▸ **Exercise instructions**:
Write out exactly the lines running from the one that contains "Parse this screenshot: output" through the end of the material.

[Stored data entries]
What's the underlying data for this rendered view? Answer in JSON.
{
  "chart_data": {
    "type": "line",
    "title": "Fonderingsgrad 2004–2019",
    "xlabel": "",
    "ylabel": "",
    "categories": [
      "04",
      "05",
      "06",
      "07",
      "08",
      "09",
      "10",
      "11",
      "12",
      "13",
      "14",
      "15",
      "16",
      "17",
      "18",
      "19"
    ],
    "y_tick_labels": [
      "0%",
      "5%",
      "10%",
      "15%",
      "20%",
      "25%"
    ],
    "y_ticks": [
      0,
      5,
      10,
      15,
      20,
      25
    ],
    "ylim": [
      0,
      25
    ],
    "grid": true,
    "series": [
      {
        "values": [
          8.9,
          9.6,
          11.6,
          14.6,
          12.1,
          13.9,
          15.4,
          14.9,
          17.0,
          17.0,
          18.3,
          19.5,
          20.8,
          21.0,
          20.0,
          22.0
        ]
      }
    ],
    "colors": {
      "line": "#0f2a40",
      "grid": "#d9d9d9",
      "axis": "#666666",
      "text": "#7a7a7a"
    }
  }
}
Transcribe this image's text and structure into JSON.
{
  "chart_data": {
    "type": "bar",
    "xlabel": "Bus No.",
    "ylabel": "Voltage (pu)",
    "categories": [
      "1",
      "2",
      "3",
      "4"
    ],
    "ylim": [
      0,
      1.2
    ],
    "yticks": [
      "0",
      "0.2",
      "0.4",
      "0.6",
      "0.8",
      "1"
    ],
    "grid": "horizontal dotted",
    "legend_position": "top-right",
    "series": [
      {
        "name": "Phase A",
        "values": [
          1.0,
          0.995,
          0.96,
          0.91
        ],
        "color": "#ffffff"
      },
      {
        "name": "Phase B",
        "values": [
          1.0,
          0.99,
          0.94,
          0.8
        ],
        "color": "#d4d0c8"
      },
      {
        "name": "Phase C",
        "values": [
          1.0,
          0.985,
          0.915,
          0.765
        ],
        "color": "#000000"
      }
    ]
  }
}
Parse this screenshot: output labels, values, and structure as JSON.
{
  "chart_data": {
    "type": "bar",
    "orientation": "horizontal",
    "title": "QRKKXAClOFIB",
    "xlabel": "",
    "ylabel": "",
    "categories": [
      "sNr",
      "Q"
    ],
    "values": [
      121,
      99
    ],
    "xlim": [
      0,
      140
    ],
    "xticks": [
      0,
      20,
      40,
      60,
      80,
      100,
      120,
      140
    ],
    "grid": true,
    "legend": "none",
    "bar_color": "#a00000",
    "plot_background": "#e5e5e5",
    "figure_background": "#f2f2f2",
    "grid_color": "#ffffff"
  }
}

▸ **The answer**:
Parse this screenshot: output labels, values, and structure as JSON.
{
  "chart_data": {
    "type": "bar",
    "orientation": "horizontal",
    "title": "QRKKXAClOFIB",
    "xlabel": "",
    "ylabel": "",
    "categories": [
      "sNr",
      "Q"
    ],
    "values": [
      121,
      99
    ],
    "xlim": [
      0,
      140
    ],
    "xticks": [
      0,
      20,
      40,
      60,
      80,
      100,
      120,
      140
    ],
    "grid": true,
    "legend": "none",
    "bar_color": "#a00000",
    "plot_background": "#e5e5e5",
    "figure_background": "#f2f2f2",
    "grid_color": "#ffffff"
  }
}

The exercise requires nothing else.